* WHAT IS BEING ASKED *
Each line of the data that includes the string "primeira" is to be copied out.

Data entries:
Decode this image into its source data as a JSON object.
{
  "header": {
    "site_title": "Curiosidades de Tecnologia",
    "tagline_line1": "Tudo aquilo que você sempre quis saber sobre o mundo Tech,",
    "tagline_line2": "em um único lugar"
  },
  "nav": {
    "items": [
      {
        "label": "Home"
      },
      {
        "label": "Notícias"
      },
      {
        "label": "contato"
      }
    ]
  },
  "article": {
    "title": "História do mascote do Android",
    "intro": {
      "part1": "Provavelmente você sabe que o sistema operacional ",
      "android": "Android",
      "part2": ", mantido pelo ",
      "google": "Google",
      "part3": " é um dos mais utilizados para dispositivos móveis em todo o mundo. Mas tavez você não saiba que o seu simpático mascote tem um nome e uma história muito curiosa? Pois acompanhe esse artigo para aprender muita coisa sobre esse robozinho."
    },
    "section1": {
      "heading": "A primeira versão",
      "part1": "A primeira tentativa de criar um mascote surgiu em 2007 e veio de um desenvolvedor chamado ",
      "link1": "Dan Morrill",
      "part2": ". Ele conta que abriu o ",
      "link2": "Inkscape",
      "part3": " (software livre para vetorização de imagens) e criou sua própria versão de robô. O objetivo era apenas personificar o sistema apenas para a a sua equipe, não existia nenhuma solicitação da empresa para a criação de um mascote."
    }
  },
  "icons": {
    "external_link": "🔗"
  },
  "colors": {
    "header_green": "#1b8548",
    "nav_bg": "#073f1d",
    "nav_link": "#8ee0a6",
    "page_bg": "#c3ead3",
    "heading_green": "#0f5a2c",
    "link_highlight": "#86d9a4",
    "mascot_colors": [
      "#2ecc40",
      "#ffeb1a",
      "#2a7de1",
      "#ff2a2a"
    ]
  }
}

* TASK SOLUTION *
      "heading": "A primeira versão",
      "part1": "A primeira tentativa de criar um mascote surgiu em 2007 e veio de um desenvolvedor chamado ",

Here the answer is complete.